* **WHAT THE TASK ASKS**: Set the listing down again exactly, please, apart from its pictures.

--- START OF DATA FOR THE TASK ---

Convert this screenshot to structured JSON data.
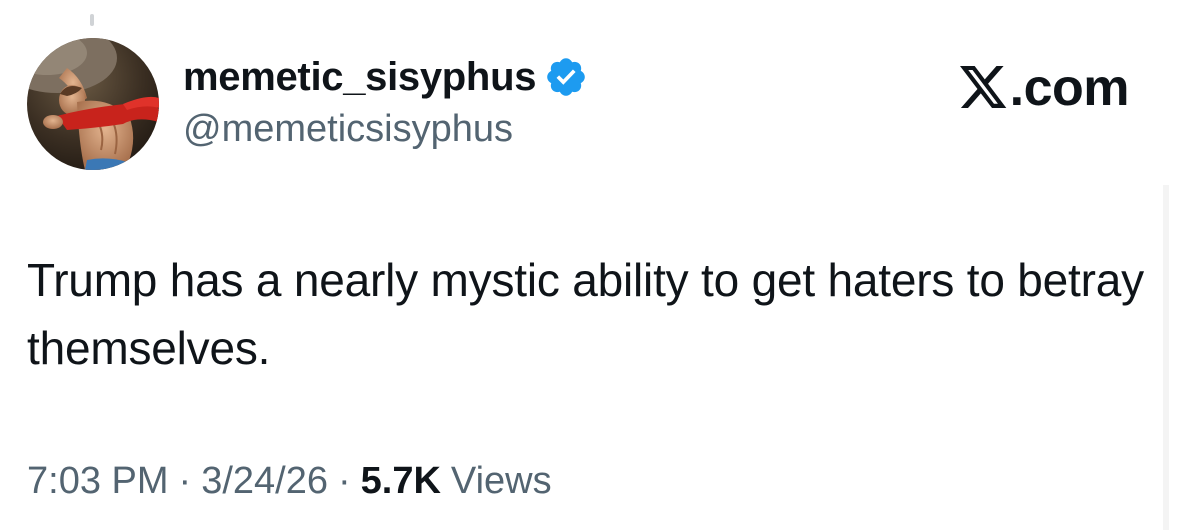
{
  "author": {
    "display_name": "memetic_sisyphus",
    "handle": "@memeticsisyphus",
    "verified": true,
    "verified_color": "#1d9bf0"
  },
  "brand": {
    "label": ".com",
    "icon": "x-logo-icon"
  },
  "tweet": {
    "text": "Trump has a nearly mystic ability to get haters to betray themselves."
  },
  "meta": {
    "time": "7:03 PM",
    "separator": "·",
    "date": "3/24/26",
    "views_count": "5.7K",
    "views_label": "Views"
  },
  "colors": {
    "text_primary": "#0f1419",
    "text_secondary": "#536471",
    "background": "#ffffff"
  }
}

--- END OF DATA FOR THE TASK ---

* **EXERCISE RESULT**:
Convert this screenshot to structured JSON data.
{
  "author": {
    "display_name": "memetic_sisyphus",
    "handle": "@memeticsisyphus",
    "verified": true,
    "verified_color": "#1d9bf0"
  },
  "brand": {
    "label": ".com",
    "icon": "x-logo-icon"
  },
  "tweet": {
    "text": "Trump has a nearly mystic ability to get haters to betray themselves."
  },
  "meta": {
    "time": "7:03 PM",
    "separator": "·",
    "date": "3/24/26",
    "views_count": "5.7K",
    "views_label": "Views"
  },
  "colors": {
    "text_primary": "#0f1419",
    "text_secondary": "#536471",
    "background": "#ffffff"
  }
}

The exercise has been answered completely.